Dataset records:
## BEGIN
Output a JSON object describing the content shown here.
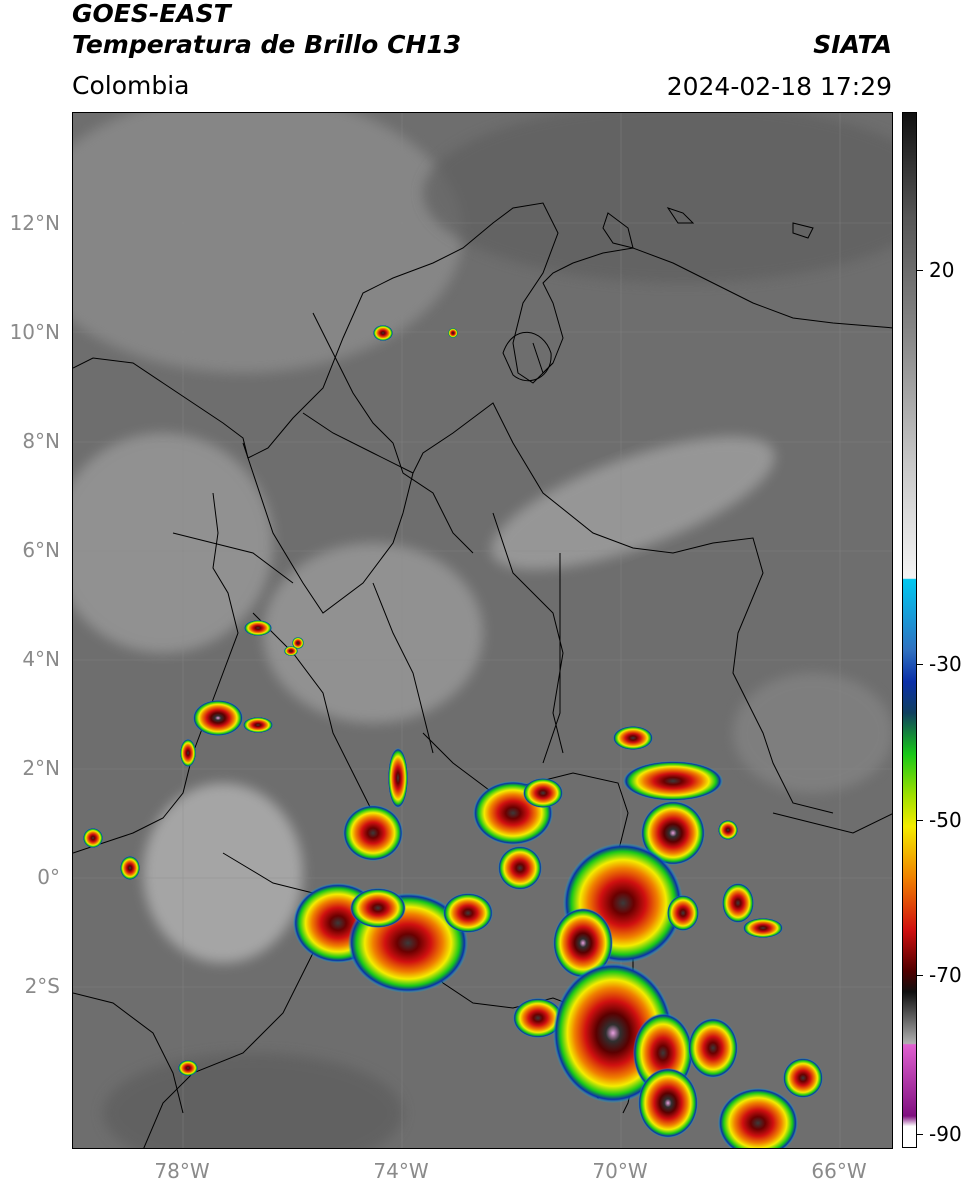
{
  "header": {
    "satellite": "GOES-EAST",
    "product": "Temperatura de Brillo CH13",
    "region": "Colombia",
    "organization": "SIATA",
    "datetime": "2024-02-18 17:29"
  },
  "map": {
    "lat_labels": [
      "12°N",
      "10°N",
      "8°N",
      "6°N",
      "4°N",
      "2°N",
      "0°",
      "2°S"
    ],
    "lon_labels": [
      "78°W",
      "74°W",
      "70°W",
      "66°W"
    ]
  },
  "colorbar": {
    "labels": [
      "20",
      "-30",
      "-50",
      "-70",
      "-90"
    ],
    "colors": {
      "warm_gray_top": "#111111",
      "cold_white": "#f4f4f4",
      "cyan": "#00c8f0",
      "blue": "#0b2fa8",
      "green": "#18c818",
      "yellow": "#f4ec00",
      "orange": "#f08000",
      "red": "#d01010",
      "dark_red": "#500000",
      "magenta": "#e060d0",
      "purple": "#801080"
    }
  }
}
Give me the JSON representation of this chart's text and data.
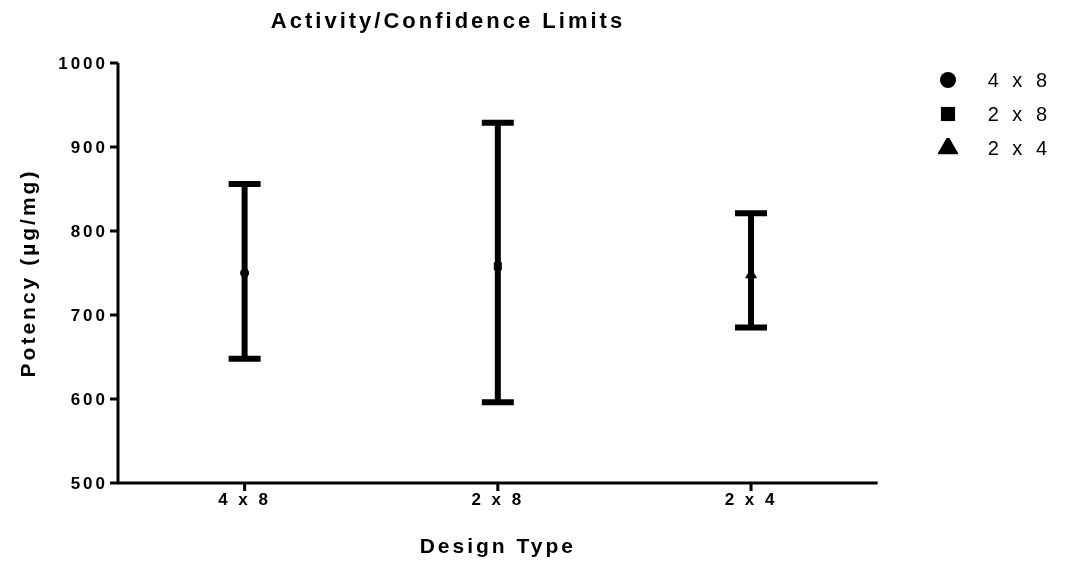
{
  "chart_data": {
    "type": "scatter",
    "title": "Activity/Confidence Limits",
    "xlabel": "Design Type",
    "ylabel": "Potency (µg/mg)",
    "categories": [
      "4 x 8",
      "2 x 8",
      "2 x 4"
    ],
    "series": [
      {
        "name": "4 x 8",
        "color": "#000000",
        "marker": "circle",
        "values": [
          750,
          null,
          null
        ],
        "errors": [
          [
            648,
            856
          ],
          null,
          null
        ]
      },
      {
        "name": "2 x 8",
        "color": "#000000",
        "marker": "square",
        "values": [
          null,
          758,
          null
        ],
        "errors": [
          null,
          [
            596,
            929
          ],
          null
        ]
      },
      {
        "name": "2 x 4",
        "color": "#000000",
        "marker": "triangle",
        "values": [
          null,
          null,
          748
        ],
        "errors": [
          null,
          null,
          [
            685,
            821
          ]
        ]
      }
    ],
    "ylim": [
      500,
      1000
    ],
    "yticks": [
      500,
      600,
      700,
      800,
      900,
      1000
    ],
    "grid": false,
    "legend": "top right"
  }
}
## END
> _Set problem_
Repeat the material above word for word and skip every image in it.

> _Task result_
Output a JSON object describing the content shown here.
{
  "header": {
    "satellite": "GOES-EAST",
    "product": "Temperatura de Brillo CH13",
    "region": "Colombia",
    "organization": "SIATA",
    "datetime": "2024-02-18 17:29"
  },
  "map": {
    "lat_labels": [
      "12°N",
      "10°N",
      "8°N",
      "6°N",
      "4°N",
      "2°N",
      "0°",
      "2°S"
    ],
    "lon_labels": [
      "78°W",
      "74°W",
      "70°W",
      "66°W"
    ]
  },
  "colorbar": {
    "labels": [
      "20",
      "-30",
      "-50",
      "-70",
      "-90"
    ],
    "colors": {
      "warm_gray_top": "#111111",
      "cold_white": "#f4f4f4",
      "cyan": "#00c8f0",
      "blue": "#0b2fa8",
      "green": "#18c818",
      "yellow": "#f4ec00",
      "orange": "#f08000",
      "red": "#d01010",
      "dark_red": "#500000",
      "magenta": "#e060d0",
      "purple": "#801080"
    }
  }
}
Give me the JSON representation of this chart's text and data.
{
  "chart_data": {
    "type": "scatter",
    "title": "Activity/Confidence Limits",
    "xlabel": "Design Type",
    "ylabel": "Potency (µg/mg)",
    "categories": [
      "4 x 8",
      "2 x 8",
      "2 x 4"
    ],
    "series": [
      {
        "name": "4 x 8",
        "color": "#000000",
        "marker": "circle",
        "values": [
          750,
          null,
          null
        ],
        "errors": [
          [
            648,
            856
          ],
          null,
          null
        ]
      },
      {
        "name": "2 x 8",
        "color": "#000000",
        "marker": "square",
        "values": [
          null,
          758,
          null
        ],
        "errors": [
          null,
          [
            596,
            929
          ],
          null
        ]
      },
      {
        "name": "2 x 4",
        "color": "#000000",
        "marker": "triangle",
        "values": [
          null,
          null,
          748
        ],
        "errors": [
          null,
          null,
          [
            685,
            821
          ]
        ]
      }
    ],
    "ylim": [
      500,
      1000
    ],
    "yticks": [
      500,
      600,
      700,
      800,
      900,
      1000
    ],
    "grid": false,
    "legend": "top right"
  }
}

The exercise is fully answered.